TASK GOAL: Write out, precisely and in full, each line of the material.
---------- DATA PROVIDED
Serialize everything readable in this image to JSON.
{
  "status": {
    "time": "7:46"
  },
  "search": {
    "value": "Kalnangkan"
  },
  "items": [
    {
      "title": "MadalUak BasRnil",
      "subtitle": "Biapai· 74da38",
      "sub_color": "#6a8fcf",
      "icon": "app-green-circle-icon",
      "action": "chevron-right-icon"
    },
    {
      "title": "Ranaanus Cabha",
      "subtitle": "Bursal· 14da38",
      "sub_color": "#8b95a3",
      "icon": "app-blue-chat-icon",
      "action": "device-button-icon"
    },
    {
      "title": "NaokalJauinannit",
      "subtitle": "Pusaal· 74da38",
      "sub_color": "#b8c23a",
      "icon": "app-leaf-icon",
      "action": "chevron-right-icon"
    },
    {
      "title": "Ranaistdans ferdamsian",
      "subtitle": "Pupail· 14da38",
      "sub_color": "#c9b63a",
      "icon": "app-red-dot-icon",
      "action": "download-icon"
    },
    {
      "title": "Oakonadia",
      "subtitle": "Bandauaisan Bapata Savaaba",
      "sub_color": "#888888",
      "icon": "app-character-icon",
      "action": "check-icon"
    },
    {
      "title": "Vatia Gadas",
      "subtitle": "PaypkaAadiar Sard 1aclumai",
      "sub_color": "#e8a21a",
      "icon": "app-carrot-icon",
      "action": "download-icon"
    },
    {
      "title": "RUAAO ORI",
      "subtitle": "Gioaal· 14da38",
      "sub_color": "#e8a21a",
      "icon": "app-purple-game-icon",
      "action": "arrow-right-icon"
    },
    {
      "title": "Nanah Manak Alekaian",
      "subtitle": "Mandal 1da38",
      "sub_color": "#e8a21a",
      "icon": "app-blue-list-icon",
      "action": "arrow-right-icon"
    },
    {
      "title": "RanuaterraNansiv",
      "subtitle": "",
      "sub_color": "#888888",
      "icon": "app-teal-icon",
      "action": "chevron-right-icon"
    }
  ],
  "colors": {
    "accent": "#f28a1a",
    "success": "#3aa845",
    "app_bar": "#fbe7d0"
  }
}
--------------------
WRITTEN ANSWER:
Serialize everything readable in this image to JSON.
{
  "status": {
    "time": "7:46"
  },
  "search": {
    "value": "Kalnangkan"
  },
  "items": [
    {
      "title": "MadalUak BasRnil",
      "subtitle": "Biapai· 74da38",
      "sub_color": "#6a8fcf",
      "icon": "app-green-circle-icon",
      "action": "chevron-right-icon"
    },
    {
      "title": "Ranaanus Cabha",
      "subtitle": "Bursal· 14da38",
      "sub_color": "#8b95a3",
      "icon": "app-blue-chat-icon",
      "action": "device-button-icon"
    },
    {
      "title": "NaokalJauinannit",
      "subtitle": "Pusaal· 74da38",
      "sub_color": "#b8c23a",
      "icon": "app-leaf-icon",
      "action": "chevron-right-icon"
    },
    {
      "title": "Ranaistdans ferdamsian",
      "subtitle": "Pupail· 14da38",
      "sub_color": "#c9b63a",
      "icon": "app-red-dot-icon",
      "action": "download-icon"
    },
    {
      "title": "Oakonadia",
      "subtitle": "Bandauaisan Bapata Savaaba",
      "sub_color": "#888888",
      "icon": "app-character-icon",
      "action": "check-icon"
    },
    {
      "title": "Vatia Gadas",
      "subtitle": "PaypkaAadiar Sard 1aclumai",
      "sub_color": "#e8a21a",
      "icon": "app-carrot-icon",
      "action": "download-icon"
    },
    {
      "title": "RUAAO ORI",
      "subtitle": "Gioaal· 14da38",
      "sub_color": "#e8a21a",
      "icon": "app-purple-game-icon",
      "action": "arrow-right-icon"
    },
    {
      "title": "Nanah Manak Alekaian",
      "subtitle": "Mandal 1da38",
      "sub_color": "#e8a21a",
      "icon": "app-blue-list-icon",
      "action": "arrow-right-icon"
    },
    {
      "title": "RanuaterraNansiv",
      "subtitle": "",
      "sub_color": "#888888",
      "icon": "app-teal-icon",
      "action": "chevron-right-icon"
    }
  ],
  "colors": {
    "accent": "#f28a1a",
    "success": "#3aa845",
    "app_bar": "#fbe7d0"
  }
}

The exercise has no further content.